## [Instructions for the task]
From the entries below, please gather each line containing the string "dominant".

※ ※ ※

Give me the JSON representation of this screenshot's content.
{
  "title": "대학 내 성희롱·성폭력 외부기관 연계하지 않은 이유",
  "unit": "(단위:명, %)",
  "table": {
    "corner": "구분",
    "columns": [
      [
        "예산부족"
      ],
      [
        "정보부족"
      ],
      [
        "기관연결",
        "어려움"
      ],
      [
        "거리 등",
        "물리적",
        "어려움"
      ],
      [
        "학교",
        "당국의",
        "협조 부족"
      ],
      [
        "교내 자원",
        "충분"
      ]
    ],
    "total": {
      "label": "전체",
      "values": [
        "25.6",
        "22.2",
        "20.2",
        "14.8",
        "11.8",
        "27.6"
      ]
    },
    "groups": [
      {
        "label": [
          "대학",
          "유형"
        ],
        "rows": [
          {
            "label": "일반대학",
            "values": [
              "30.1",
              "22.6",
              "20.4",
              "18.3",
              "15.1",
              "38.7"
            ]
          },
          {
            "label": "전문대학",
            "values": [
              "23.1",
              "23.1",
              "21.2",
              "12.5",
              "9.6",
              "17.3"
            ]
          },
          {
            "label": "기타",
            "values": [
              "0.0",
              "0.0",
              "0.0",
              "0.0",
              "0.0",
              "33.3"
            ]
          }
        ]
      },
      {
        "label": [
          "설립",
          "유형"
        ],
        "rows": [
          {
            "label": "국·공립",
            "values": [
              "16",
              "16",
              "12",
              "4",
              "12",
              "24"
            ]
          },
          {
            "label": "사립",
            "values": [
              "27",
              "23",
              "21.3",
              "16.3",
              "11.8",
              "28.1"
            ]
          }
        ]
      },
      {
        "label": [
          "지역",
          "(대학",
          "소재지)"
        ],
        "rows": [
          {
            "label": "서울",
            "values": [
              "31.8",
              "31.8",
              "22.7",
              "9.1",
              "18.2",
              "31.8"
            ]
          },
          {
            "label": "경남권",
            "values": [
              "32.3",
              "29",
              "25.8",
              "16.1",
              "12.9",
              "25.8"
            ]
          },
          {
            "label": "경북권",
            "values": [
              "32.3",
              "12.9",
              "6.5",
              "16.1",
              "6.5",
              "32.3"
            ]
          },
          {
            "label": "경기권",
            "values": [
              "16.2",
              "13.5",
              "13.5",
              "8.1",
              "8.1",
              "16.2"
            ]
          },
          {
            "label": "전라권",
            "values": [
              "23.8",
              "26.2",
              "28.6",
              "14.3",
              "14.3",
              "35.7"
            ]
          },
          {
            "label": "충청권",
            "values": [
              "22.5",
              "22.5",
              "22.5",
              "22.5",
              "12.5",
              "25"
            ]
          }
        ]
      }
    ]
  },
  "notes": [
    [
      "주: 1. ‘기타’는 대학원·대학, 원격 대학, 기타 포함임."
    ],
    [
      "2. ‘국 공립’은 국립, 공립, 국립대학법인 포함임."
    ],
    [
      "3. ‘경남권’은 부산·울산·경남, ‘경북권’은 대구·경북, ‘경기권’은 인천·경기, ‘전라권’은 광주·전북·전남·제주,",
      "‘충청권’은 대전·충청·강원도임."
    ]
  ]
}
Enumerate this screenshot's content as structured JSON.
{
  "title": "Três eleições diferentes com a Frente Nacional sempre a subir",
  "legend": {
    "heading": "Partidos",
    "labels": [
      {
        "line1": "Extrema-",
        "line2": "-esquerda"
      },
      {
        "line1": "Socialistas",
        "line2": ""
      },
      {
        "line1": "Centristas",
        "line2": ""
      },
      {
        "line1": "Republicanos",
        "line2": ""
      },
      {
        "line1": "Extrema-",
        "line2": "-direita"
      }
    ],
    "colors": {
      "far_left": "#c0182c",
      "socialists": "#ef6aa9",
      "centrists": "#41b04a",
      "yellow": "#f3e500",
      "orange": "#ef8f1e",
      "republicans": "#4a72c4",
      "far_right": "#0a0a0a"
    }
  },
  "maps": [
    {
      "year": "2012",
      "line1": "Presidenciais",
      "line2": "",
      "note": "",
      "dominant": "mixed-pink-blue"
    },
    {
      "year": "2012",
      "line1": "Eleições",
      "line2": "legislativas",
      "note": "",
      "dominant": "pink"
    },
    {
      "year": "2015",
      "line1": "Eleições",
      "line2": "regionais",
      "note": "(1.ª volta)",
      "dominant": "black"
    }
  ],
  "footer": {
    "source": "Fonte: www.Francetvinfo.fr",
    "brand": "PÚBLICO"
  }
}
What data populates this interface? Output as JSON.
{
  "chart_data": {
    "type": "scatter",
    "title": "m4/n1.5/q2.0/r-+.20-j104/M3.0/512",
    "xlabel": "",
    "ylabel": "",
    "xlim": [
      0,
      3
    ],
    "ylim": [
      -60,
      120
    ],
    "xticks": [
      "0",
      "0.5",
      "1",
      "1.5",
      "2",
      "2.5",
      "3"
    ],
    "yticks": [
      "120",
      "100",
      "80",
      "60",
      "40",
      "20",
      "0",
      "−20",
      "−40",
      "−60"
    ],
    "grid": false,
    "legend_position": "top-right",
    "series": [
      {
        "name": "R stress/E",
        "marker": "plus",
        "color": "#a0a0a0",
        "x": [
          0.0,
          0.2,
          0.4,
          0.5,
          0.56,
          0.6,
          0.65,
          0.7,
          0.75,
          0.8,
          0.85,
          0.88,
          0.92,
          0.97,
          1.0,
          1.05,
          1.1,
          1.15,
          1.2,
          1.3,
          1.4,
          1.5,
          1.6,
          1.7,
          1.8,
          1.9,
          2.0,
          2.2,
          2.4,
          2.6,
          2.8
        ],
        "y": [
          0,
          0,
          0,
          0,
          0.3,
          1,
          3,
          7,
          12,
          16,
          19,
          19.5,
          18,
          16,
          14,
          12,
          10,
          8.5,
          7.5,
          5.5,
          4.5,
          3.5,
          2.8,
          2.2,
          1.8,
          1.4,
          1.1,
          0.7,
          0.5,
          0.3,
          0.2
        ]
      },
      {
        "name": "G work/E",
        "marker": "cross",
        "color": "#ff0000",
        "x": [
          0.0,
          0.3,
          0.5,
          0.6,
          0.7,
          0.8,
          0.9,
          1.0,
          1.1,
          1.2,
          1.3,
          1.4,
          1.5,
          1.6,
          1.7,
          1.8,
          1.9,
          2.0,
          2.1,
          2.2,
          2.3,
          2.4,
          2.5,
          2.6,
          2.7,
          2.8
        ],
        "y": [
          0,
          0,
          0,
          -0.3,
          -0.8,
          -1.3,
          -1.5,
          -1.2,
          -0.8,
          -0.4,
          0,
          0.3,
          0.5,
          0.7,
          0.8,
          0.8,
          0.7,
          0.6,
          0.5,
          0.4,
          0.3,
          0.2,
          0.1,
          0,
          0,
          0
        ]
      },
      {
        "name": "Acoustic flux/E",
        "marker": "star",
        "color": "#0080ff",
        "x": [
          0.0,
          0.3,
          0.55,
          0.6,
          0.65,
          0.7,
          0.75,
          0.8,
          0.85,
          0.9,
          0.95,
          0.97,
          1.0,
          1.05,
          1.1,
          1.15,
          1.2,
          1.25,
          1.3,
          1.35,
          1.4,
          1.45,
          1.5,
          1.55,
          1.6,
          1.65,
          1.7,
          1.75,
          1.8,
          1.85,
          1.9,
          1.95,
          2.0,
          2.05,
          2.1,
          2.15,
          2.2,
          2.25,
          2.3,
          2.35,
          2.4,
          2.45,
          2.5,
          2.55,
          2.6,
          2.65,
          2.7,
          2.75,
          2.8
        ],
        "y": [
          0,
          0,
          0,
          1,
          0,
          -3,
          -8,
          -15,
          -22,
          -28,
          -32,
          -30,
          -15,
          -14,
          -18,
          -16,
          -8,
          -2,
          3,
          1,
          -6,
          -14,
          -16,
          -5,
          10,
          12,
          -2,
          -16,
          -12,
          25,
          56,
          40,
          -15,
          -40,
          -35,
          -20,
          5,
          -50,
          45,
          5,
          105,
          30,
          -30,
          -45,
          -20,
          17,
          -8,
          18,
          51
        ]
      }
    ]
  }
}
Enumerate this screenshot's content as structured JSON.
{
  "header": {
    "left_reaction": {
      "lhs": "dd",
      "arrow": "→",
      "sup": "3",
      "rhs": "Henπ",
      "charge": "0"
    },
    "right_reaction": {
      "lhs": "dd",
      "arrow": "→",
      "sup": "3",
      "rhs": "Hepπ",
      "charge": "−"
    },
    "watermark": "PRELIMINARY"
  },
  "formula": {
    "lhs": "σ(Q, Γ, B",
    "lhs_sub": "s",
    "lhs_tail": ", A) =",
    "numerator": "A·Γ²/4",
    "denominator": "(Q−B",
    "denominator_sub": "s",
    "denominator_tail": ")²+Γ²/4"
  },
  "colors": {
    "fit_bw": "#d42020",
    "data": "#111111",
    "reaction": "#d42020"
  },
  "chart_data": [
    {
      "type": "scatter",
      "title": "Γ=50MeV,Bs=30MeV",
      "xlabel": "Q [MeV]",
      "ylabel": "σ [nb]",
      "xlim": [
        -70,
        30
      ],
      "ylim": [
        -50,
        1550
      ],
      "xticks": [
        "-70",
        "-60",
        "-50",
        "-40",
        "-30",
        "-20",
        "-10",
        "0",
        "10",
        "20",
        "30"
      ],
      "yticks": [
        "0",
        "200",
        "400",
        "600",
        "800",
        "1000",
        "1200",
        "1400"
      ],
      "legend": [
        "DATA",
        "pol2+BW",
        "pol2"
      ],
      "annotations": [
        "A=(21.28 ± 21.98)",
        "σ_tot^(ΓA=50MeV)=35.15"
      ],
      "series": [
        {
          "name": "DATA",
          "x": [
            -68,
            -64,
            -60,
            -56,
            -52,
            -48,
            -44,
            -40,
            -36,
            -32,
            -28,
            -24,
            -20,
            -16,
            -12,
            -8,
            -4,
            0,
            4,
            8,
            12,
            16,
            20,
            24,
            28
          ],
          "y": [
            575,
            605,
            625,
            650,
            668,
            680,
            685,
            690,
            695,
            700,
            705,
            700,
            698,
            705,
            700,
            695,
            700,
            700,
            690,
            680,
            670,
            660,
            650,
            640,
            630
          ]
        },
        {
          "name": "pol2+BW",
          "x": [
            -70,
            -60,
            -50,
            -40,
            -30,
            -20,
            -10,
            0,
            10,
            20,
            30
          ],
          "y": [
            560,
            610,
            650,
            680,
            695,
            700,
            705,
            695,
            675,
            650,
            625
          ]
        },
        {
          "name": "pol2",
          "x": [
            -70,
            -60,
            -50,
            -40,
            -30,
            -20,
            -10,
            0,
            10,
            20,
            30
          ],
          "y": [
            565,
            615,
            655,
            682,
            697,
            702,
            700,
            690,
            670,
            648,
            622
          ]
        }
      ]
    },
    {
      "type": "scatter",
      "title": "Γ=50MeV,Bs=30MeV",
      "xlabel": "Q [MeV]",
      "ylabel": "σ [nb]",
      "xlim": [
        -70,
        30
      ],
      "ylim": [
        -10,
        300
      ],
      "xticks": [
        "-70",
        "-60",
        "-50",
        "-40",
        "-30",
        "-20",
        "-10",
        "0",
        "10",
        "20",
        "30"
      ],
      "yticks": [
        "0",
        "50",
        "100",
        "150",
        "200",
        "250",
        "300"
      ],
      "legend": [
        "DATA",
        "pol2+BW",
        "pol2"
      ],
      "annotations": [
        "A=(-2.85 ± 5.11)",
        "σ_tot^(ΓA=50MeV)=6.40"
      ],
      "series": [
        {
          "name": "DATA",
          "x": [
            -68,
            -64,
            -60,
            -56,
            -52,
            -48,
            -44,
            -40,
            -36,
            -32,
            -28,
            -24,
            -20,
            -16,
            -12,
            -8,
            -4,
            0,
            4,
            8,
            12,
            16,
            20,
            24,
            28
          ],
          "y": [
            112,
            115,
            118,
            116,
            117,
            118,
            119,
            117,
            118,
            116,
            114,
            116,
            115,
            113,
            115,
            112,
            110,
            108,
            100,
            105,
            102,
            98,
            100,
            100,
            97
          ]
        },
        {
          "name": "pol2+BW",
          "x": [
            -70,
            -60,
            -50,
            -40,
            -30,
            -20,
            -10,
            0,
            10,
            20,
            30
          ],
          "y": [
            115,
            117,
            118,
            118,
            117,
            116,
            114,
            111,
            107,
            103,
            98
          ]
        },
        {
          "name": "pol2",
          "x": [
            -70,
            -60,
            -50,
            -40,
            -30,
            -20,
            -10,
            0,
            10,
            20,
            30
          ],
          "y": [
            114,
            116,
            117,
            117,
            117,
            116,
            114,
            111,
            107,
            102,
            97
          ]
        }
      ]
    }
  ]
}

※ ※ ※

## [The result]
      "dominant": "mixed-pink-blue"
      "dominant": "pink"
      "dominant": "black"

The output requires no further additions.